§ **Instructions to follow**: From the listing below, pull each line that includes "adalah".

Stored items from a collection
>> begin
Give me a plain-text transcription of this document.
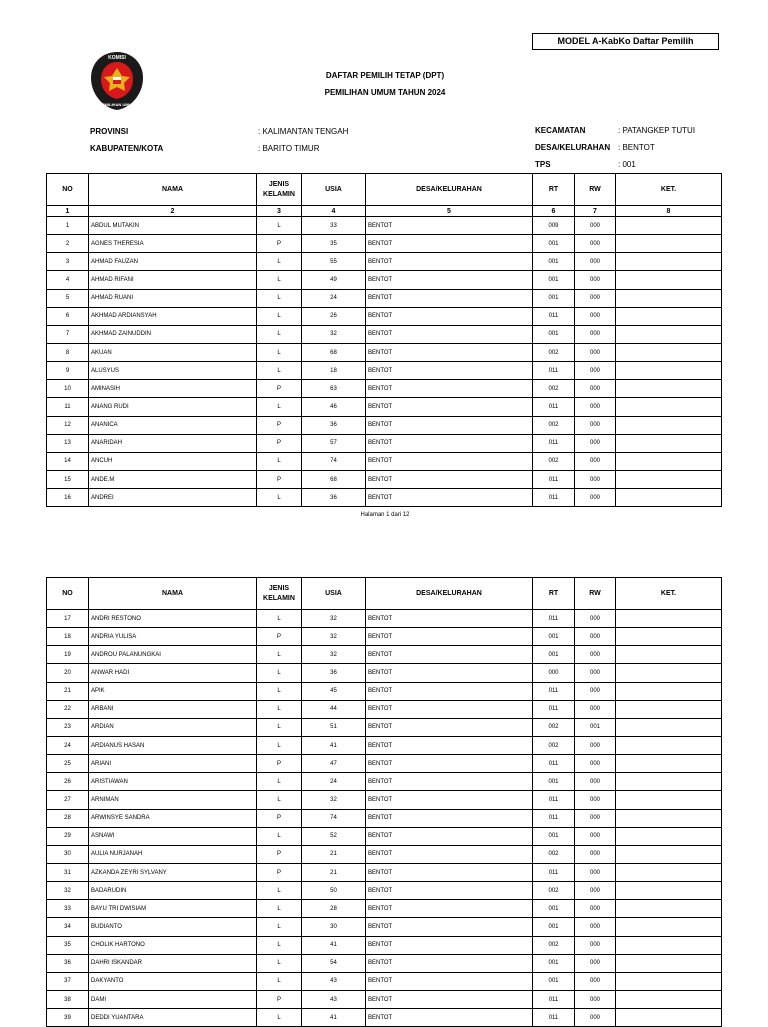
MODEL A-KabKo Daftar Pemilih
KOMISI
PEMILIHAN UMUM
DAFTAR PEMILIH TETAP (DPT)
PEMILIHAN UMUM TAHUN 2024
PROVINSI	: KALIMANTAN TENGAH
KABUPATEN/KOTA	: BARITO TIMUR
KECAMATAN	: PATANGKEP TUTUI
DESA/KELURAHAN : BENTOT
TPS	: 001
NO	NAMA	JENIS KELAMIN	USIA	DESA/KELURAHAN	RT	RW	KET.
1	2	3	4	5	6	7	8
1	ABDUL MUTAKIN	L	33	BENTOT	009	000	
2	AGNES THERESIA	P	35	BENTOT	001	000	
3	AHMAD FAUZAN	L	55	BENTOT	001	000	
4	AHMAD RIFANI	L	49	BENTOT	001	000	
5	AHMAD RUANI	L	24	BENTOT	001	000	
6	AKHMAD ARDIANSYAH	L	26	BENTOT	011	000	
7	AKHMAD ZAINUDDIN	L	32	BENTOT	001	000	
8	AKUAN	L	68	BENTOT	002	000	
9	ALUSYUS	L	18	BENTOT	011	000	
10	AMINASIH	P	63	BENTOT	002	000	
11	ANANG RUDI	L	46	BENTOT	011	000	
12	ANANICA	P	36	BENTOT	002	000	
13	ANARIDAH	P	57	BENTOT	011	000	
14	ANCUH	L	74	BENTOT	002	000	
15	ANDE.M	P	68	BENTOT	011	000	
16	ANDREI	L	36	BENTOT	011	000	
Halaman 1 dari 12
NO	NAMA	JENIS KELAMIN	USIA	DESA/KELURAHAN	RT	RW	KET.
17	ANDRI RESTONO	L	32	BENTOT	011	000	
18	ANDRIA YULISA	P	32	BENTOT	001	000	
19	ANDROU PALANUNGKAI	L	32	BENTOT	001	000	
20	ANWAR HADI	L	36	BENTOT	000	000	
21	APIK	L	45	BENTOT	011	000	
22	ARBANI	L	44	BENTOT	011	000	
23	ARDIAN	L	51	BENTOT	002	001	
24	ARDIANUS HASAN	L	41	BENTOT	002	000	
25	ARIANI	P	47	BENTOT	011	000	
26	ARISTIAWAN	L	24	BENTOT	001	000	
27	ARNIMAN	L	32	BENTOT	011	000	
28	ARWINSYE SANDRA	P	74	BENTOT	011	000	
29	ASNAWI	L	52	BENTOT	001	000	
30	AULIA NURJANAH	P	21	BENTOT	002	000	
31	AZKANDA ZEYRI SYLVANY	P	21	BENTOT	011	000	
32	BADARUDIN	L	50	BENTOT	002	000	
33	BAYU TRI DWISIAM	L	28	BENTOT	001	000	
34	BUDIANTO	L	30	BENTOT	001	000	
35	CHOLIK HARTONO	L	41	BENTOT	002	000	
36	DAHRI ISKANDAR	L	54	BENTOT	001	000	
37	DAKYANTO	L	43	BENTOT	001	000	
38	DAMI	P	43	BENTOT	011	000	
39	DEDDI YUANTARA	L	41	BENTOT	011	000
>> end
>> begin
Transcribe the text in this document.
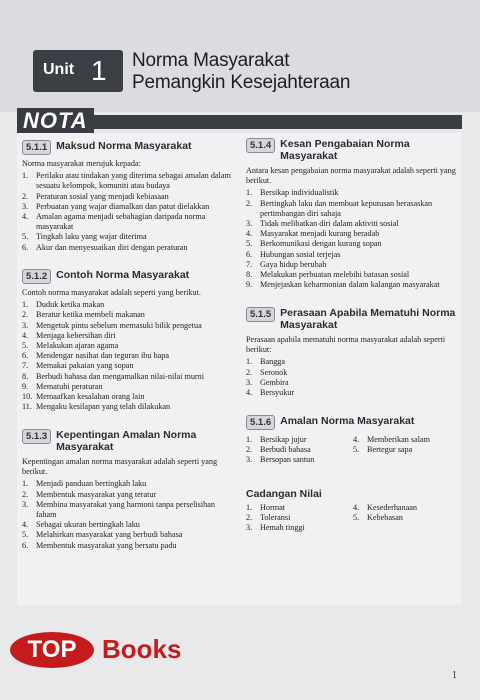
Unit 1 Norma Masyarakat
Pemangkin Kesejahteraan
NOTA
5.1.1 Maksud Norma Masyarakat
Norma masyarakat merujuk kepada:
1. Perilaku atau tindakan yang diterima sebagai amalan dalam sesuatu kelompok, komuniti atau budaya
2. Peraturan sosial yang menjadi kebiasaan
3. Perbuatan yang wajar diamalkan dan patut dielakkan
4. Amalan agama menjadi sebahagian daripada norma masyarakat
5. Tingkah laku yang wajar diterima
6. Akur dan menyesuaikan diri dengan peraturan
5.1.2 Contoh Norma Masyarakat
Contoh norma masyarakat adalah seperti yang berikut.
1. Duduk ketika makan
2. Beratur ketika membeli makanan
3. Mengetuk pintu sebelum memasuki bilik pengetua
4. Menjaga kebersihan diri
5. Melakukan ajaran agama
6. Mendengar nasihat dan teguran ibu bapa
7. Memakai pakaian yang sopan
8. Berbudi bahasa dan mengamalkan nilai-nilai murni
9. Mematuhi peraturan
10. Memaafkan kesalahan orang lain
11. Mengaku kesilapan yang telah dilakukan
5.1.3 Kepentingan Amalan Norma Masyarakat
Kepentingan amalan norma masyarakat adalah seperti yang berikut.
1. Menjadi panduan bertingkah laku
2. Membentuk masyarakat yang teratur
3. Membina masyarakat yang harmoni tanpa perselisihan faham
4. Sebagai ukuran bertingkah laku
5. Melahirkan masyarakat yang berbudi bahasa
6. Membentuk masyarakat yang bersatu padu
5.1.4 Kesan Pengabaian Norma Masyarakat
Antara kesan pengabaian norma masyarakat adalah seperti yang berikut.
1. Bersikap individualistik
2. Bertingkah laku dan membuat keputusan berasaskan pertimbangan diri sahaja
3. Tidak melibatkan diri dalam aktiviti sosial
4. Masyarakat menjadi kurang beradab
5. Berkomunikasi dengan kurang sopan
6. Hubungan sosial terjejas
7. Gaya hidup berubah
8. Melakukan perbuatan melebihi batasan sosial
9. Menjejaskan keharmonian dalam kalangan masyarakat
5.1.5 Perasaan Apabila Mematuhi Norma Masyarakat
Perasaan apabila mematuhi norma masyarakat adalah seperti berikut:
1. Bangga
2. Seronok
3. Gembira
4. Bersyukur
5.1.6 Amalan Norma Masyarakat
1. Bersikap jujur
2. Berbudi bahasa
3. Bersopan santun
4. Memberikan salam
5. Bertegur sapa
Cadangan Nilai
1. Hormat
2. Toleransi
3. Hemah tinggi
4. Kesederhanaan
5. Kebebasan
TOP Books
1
>> end
>> begin
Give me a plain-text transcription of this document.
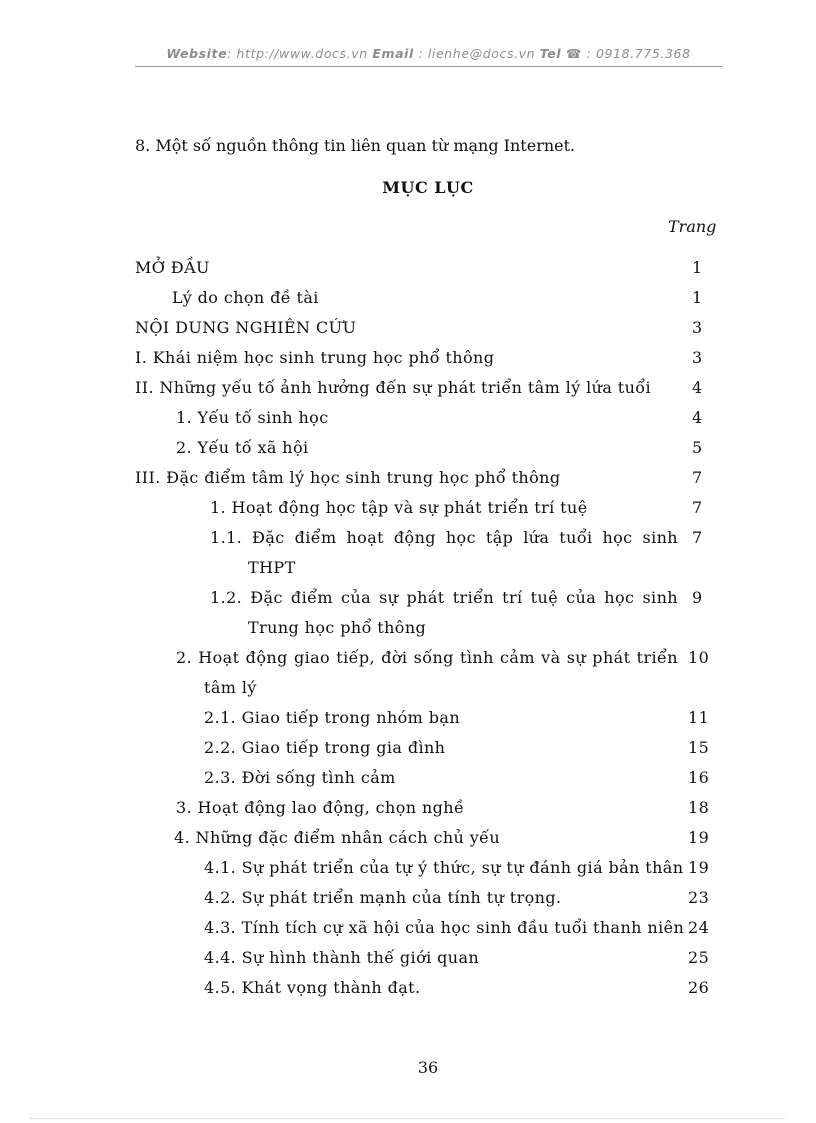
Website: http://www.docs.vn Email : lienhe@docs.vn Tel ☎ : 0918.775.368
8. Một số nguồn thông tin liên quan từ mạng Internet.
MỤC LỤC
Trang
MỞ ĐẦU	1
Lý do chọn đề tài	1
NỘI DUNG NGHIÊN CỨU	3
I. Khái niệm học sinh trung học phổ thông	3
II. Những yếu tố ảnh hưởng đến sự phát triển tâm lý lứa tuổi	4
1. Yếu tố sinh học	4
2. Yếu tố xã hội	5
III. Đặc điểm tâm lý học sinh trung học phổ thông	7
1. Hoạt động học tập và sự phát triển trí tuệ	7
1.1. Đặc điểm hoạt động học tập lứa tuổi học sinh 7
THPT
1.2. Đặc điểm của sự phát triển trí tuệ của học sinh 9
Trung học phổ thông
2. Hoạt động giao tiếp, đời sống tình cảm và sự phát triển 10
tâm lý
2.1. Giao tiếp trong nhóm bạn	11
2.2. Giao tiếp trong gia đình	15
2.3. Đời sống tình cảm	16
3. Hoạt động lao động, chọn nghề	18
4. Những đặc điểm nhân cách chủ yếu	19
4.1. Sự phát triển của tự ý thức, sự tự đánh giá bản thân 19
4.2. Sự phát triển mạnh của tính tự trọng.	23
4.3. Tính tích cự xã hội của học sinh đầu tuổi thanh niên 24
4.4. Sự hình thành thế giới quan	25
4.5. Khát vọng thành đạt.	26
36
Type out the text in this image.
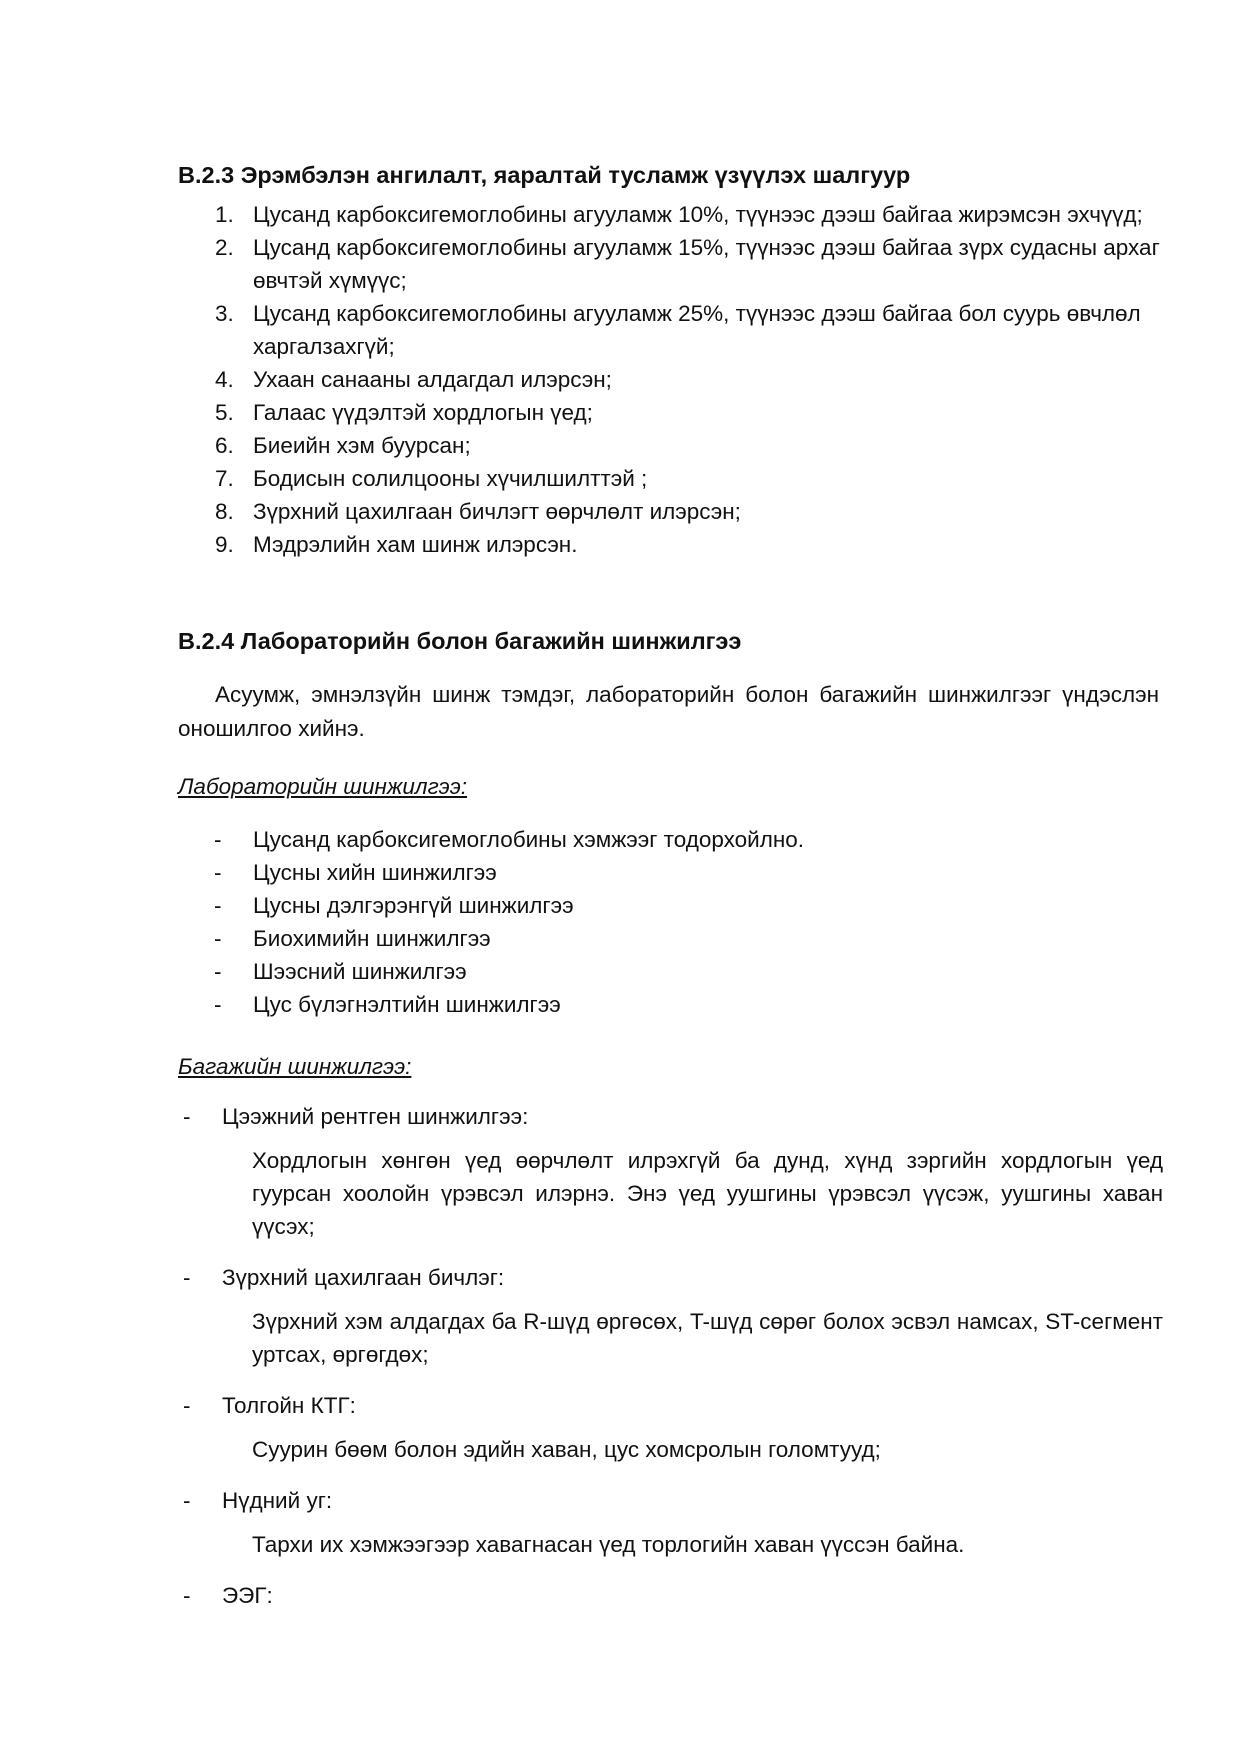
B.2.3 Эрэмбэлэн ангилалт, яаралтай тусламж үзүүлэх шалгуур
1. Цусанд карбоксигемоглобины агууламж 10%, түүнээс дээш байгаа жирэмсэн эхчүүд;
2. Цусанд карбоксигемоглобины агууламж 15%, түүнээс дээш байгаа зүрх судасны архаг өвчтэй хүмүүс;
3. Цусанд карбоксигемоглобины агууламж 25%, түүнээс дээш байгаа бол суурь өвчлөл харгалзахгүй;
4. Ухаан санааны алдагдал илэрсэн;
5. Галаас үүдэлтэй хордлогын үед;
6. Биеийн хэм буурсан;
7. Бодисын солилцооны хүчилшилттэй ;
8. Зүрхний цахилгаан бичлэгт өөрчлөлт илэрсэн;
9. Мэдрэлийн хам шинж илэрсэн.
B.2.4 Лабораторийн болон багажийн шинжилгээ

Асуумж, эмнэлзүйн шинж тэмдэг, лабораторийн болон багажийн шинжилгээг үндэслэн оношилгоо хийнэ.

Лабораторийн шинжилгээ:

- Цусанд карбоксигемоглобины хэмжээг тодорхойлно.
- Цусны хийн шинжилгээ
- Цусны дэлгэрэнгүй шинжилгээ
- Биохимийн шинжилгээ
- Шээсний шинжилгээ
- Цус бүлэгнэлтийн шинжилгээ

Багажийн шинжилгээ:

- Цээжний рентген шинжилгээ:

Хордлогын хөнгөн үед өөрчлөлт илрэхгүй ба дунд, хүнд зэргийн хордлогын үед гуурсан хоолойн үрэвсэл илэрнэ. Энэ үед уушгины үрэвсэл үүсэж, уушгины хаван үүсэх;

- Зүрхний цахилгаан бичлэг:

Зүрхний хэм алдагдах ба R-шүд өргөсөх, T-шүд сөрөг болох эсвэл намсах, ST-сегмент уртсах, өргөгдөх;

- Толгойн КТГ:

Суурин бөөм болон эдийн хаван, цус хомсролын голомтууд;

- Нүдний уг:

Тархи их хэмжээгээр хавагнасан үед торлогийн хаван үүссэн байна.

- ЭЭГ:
>> end
§ **Answer to this task**:
Contoh norma masyarakat adalah seperti yang berikut.
Kepentingan amalan norma masyarakat adalah seperti yang berikut.
Antara kesan pengabaian norma masyarakat adalah seperti yang berikut.
Perasaan apabila mematuhi norma masyarakat adalah seperti berikut:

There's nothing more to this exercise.